## [TASK TO COMPLETE]
Give every line from the entries that contains "Hyper".

[Stored data entries]
──────
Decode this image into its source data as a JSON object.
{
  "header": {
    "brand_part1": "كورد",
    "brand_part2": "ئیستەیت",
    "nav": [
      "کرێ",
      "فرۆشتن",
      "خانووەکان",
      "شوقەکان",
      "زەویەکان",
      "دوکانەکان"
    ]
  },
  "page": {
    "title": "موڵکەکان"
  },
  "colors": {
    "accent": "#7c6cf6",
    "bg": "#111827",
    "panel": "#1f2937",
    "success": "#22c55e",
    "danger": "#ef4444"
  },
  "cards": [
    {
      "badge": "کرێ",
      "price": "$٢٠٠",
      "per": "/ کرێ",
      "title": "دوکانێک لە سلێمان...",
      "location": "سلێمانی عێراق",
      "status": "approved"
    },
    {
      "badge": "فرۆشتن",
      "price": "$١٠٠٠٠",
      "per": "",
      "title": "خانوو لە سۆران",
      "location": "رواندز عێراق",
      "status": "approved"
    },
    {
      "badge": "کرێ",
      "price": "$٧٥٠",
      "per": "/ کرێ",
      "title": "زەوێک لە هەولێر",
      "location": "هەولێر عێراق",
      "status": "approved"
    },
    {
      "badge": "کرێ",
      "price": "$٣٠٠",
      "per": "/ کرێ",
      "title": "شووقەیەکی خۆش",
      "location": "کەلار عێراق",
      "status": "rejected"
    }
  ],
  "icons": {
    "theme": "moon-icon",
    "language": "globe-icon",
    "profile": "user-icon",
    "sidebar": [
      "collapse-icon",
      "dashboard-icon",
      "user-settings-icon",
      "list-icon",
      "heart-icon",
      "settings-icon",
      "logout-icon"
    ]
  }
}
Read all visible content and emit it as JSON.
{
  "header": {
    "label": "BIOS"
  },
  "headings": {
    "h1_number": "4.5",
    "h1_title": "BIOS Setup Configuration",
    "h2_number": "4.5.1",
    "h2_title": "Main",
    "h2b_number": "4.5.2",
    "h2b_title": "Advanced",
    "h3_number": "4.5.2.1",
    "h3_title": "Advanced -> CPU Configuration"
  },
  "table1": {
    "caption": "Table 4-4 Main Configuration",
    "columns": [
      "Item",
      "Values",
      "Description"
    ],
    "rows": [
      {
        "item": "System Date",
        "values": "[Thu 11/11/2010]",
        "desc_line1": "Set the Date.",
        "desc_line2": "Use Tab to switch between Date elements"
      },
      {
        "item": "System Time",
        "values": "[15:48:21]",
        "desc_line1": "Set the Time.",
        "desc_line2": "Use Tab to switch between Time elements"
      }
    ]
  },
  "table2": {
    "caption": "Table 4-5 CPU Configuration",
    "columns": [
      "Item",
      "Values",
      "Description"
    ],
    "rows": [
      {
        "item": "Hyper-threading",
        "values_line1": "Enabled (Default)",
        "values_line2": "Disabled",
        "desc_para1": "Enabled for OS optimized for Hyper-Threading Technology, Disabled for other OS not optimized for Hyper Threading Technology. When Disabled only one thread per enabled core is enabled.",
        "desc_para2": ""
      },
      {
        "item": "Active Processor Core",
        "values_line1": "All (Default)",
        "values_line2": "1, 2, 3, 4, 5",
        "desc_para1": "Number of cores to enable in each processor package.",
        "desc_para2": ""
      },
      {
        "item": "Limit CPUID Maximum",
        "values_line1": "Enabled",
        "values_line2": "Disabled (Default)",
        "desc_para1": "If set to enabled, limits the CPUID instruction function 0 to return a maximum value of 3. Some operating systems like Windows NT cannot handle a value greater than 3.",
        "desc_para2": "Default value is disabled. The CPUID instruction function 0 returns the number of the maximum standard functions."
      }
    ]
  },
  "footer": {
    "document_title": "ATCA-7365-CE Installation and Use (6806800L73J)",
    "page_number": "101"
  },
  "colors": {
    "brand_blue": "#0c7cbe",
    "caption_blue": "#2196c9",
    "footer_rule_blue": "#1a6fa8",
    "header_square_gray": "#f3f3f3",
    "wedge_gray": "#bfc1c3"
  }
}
──────
## [EXERCISE RESPONSE]
        "item": "Hyper-threading",
        "desc_para1": "Enabled for OS optimized for Hyper-Threading Technology, Disabled for other OS not optimized for Hyper Threading Technology. When Disabled only one thread per enabled core is enabled.",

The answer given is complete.